__Extracted material__.
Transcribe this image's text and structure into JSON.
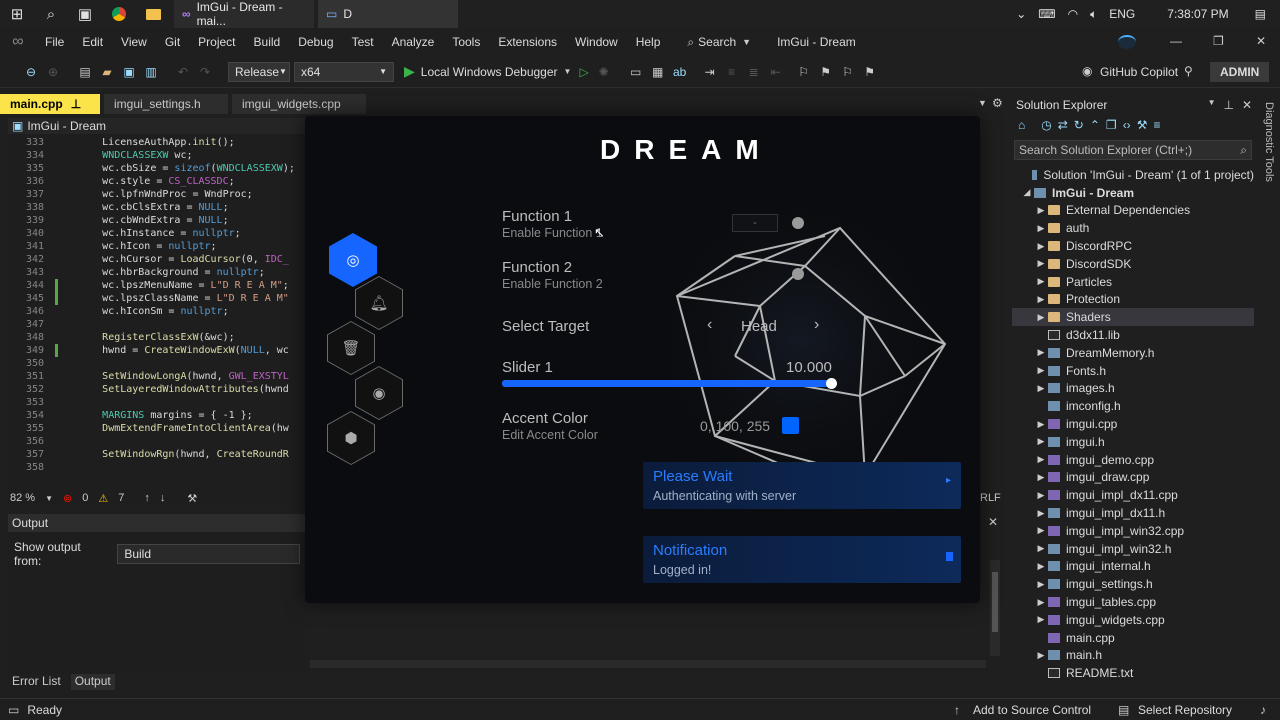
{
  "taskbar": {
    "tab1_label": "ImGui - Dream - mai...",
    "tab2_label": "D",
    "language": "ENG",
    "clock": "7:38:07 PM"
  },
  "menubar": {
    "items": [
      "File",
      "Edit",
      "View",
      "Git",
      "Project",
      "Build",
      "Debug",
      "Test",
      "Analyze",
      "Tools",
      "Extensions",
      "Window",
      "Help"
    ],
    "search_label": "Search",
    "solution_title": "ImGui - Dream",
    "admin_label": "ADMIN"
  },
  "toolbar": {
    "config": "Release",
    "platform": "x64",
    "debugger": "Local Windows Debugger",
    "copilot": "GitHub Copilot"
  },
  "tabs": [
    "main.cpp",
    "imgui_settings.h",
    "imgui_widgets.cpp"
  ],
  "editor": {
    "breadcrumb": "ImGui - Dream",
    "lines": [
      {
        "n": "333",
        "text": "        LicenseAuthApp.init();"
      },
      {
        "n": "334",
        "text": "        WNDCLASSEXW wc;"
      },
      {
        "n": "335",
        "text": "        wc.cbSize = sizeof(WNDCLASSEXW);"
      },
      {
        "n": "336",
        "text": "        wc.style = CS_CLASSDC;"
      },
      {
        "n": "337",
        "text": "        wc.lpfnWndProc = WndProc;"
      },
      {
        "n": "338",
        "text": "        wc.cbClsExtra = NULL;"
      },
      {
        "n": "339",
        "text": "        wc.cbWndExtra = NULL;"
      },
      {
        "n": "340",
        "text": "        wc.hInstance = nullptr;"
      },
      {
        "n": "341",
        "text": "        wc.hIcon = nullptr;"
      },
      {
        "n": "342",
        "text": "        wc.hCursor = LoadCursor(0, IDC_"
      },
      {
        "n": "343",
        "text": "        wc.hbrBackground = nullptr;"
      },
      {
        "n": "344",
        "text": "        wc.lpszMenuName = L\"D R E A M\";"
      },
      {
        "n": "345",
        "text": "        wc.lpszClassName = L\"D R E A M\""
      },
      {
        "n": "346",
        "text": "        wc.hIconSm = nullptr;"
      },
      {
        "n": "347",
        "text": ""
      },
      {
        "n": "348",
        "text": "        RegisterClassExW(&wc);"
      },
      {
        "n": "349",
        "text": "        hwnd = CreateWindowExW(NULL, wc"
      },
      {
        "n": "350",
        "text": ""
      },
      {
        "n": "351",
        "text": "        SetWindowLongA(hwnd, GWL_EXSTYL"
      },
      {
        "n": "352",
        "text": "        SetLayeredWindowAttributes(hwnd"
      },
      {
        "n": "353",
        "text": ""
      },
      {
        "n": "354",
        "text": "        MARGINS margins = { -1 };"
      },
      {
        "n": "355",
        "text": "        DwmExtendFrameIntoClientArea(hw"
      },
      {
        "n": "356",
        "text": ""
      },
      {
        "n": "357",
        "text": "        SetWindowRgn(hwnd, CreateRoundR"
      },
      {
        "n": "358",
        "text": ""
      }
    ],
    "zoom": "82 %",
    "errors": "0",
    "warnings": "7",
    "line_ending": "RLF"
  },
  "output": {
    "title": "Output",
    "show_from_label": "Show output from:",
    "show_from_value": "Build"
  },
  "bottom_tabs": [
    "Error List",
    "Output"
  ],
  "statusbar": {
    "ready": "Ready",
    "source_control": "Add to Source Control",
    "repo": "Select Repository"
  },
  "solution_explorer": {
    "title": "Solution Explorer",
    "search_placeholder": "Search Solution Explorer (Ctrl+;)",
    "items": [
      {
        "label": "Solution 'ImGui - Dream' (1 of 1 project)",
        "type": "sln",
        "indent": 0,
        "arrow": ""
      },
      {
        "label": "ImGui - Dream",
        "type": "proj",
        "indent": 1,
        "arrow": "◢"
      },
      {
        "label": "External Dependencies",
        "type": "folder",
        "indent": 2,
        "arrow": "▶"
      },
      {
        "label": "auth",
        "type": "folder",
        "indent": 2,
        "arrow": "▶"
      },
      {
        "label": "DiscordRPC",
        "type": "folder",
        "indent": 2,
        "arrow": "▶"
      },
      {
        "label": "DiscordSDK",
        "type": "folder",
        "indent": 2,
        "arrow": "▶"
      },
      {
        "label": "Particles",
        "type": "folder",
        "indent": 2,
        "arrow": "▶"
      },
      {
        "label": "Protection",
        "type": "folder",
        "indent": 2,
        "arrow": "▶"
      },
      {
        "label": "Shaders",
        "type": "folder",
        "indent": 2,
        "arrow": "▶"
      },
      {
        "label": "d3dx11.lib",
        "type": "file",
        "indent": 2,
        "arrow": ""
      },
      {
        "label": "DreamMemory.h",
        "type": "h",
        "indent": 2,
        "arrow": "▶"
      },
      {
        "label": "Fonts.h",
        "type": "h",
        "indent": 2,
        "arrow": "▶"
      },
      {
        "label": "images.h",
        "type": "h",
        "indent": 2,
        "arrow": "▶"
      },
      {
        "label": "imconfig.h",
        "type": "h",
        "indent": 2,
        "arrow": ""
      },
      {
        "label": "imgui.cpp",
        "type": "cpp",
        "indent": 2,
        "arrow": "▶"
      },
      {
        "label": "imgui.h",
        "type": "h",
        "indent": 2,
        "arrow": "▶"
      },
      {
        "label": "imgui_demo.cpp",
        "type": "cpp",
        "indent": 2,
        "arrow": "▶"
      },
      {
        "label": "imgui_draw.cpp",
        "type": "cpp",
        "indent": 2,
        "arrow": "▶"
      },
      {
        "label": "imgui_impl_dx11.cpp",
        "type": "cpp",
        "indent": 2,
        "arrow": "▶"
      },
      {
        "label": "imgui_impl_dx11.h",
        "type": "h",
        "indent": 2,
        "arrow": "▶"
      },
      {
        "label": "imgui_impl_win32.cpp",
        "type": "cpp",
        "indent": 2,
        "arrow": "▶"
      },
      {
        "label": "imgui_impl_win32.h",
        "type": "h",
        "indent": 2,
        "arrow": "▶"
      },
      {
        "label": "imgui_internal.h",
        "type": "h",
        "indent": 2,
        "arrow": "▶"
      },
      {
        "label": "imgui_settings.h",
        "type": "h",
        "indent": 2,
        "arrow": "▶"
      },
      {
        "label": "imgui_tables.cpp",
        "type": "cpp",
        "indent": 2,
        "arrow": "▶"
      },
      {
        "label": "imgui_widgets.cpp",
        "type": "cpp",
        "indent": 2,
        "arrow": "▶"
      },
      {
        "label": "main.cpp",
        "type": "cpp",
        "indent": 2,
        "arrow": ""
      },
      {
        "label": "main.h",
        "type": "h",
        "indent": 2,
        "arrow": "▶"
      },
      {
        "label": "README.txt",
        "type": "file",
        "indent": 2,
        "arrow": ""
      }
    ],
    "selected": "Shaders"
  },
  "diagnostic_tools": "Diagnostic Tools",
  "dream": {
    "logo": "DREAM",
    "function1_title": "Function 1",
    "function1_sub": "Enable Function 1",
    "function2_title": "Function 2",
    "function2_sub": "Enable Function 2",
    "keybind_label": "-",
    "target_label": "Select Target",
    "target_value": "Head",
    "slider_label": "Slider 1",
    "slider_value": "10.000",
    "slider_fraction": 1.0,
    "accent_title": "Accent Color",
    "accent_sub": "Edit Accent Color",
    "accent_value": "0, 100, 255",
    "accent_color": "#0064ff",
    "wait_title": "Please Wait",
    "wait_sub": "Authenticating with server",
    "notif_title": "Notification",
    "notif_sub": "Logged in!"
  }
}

__Exercise prompt__.
In the data above, count the lines where the word "WNDCLASSEXW" appears; reply with the number only.

__Output for this task__.
2